## Instruction:
In the listing that follows, count each line containing the string "title" and report only the count.

(Structured figure records)
= = = =

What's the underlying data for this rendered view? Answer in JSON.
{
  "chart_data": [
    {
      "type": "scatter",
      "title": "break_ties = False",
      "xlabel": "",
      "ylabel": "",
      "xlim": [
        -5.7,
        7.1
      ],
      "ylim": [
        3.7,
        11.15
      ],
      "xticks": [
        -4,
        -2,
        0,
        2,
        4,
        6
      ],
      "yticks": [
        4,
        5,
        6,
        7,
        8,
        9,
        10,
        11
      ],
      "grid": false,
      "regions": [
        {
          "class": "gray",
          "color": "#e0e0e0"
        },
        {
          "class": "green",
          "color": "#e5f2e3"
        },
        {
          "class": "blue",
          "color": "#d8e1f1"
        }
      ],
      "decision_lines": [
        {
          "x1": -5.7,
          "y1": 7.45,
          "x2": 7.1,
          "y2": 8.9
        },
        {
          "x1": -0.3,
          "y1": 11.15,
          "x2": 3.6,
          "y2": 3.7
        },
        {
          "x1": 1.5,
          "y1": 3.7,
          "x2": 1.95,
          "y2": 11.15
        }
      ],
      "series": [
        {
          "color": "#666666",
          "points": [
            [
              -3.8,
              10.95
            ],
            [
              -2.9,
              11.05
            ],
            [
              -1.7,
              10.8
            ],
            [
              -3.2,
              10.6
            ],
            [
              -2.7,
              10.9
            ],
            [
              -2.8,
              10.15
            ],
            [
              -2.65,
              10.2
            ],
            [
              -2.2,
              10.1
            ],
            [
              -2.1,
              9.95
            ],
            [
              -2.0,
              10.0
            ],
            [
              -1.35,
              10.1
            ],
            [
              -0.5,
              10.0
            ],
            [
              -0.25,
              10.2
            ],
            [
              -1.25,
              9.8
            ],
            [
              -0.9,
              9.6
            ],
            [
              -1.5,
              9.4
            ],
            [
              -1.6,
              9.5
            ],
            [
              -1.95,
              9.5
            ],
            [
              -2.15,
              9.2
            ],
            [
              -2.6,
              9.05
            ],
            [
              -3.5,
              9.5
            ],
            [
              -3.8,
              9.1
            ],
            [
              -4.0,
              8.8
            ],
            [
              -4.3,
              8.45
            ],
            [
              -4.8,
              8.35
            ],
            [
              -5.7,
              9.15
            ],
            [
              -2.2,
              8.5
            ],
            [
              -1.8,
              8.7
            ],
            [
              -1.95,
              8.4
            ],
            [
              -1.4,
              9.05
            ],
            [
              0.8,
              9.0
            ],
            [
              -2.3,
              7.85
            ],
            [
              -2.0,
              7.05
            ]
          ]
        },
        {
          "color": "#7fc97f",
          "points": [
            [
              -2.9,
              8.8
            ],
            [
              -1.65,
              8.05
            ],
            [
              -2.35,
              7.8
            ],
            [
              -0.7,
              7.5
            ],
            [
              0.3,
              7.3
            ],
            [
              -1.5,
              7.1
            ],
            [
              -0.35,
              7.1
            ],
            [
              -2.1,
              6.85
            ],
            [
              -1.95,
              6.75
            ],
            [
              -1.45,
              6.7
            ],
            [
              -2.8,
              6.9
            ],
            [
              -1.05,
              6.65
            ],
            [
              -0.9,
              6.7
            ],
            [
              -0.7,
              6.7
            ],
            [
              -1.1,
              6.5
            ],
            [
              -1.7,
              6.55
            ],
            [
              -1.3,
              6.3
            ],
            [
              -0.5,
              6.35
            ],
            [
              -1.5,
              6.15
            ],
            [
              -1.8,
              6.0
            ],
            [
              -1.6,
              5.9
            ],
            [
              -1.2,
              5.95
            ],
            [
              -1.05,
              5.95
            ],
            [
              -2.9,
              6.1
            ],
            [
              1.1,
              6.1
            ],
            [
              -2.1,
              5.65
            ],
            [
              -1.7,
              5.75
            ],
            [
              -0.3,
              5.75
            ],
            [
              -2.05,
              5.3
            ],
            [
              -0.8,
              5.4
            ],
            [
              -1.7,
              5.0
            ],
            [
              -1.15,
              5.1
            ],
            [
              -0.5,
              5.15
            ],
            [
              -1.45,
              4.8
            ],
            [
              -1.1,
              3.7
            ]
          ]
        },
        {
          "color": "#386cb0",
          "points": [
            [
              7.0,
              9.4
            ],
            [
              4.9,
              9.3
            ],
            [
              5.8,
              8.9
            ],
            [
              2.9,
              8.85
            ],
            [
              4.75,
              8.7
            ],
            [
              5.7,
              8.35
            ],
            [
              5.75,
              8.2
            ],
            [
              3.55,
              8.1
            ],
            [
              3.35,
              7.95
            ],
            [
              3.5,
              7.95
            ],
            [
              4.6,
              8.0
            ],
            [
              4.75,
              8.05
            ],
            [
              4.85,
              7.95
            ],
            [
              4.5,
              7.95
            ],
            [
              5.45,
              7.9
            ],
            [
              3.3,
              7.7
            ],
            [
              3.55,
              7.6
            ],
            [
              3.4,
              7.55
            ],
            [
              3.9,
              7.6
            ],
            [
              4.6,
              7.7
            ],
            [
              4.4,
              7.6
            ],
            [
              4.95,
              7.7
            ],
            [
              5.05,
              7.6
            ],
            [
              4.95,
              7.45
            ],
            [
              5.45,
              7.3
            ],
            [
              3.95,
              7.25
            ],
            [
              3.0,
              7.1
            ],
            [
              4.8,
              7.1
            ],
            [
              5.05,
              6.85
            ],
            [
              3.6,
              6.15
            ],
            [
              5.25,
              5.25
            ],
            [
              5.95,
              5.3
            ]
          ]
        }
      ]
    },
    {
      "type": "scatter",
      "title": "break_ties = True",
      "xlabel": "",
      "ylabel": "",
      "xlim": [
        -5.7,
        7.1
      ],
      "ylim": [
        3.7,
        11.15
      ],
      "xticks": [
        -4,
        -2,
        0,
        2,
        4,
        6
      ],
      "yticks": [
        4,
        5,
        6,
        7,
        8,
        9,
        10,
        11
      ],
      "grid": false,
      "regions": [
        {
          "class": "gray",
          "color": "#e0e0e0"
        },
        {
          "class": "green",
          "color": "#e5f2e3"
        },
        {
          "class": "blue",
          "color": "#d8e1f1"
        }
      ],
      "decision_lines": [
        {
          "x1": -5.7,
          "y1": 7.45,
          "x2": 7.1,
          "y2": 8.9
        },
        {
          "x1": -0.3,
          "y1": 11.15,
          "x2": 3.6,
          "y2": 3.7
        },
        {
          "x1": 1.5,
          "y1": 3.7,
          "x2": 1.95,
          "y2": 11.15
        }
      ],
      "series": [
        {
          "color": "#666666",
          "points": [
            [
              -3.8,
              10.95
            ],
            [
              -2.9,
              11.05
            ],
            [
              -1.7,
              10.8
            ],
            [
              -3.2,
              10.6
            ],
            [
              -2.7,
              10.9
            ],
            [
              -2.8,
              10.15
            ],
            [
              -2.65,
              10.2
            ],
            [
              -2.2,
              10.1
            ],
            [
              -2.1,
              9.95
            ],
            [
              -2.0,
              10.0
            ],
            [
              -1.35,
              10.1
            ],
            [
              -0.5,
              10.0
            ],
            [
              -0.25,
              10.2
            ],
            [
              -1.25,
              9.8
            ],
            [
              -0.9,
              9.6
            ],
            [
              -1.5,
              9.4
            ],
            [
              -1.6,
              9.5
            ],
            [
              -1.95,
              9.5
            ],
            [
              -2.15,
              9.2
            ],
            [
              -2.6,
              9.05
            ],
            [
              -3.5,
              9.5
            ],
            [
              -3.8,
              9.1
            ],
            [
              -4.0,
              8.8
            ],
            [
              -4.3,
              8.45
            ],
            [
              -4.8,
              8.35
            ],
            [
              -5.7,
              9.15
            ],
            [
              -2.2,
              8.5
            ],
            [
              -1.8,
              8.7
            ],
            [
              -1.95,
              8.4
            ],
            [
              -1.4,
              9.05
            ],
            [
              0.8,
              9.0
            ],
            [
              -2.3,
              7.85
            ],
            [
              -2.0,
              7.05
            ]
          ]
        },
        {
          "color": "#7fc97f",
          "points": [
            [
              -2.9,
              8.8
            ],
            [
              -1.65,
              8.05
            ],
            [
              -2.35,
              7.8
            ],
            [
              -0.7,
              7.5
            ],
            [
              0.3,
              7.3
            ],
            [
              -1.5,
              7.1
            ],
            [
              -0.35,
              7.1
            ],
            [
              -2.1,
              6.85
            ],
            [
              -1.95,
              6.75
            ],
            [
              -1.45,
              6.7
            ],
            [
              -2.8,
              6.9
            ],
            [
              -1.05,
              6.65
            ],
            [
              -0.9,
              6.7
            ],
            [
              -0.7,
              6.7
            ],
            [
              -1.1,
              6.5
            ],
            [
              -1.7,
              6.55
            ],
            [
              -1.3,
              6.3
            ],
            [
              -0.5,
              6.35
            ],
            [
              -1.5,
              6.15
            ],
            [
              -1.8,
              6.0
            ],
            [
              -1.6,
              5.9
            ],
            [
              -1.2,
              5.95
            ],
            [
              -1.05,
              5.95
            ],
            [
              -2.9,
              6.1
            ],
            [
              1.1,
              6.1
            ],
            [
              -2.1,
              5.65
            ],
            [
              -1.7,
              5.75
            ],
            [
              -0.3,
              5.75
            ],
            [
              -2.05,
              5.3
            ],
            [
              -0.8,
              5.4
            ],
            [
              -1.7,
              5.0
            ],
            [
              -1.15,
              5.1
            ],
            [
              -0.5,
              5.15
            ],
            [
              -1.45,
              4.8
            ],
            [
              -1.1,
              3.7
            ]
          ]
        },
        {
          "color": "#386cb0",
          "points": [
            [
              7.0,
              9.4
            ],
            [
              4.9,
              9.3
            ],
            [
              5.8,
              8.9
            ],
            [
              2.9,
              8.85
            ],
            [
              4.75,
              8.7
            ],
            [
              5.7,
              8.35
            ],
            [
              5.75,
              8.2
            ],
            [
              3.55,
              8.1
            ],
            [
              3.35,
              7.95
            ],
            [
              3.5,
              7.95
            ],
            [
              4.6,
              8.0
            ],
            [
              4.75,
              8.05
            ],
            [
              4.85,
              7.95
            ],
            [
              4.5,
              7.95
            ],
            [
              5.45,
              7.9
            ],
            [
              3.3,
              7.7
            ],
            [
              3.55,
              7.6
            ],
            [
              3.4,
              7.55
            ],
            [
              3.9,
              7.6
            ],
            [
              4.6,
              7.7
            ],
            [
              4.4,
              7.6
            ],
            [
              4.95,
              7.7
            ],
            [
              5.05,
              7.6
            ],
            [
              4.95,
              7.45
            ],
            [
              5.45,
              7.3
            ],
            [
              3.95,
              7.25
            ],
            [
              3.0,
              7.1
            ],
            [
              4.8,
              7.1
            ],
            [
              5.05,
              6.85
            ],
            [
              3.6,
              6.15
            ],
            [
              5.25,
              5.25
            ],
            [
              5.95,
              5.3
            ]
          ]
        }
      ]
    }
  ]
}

= = = =

## Solution to this problem:
2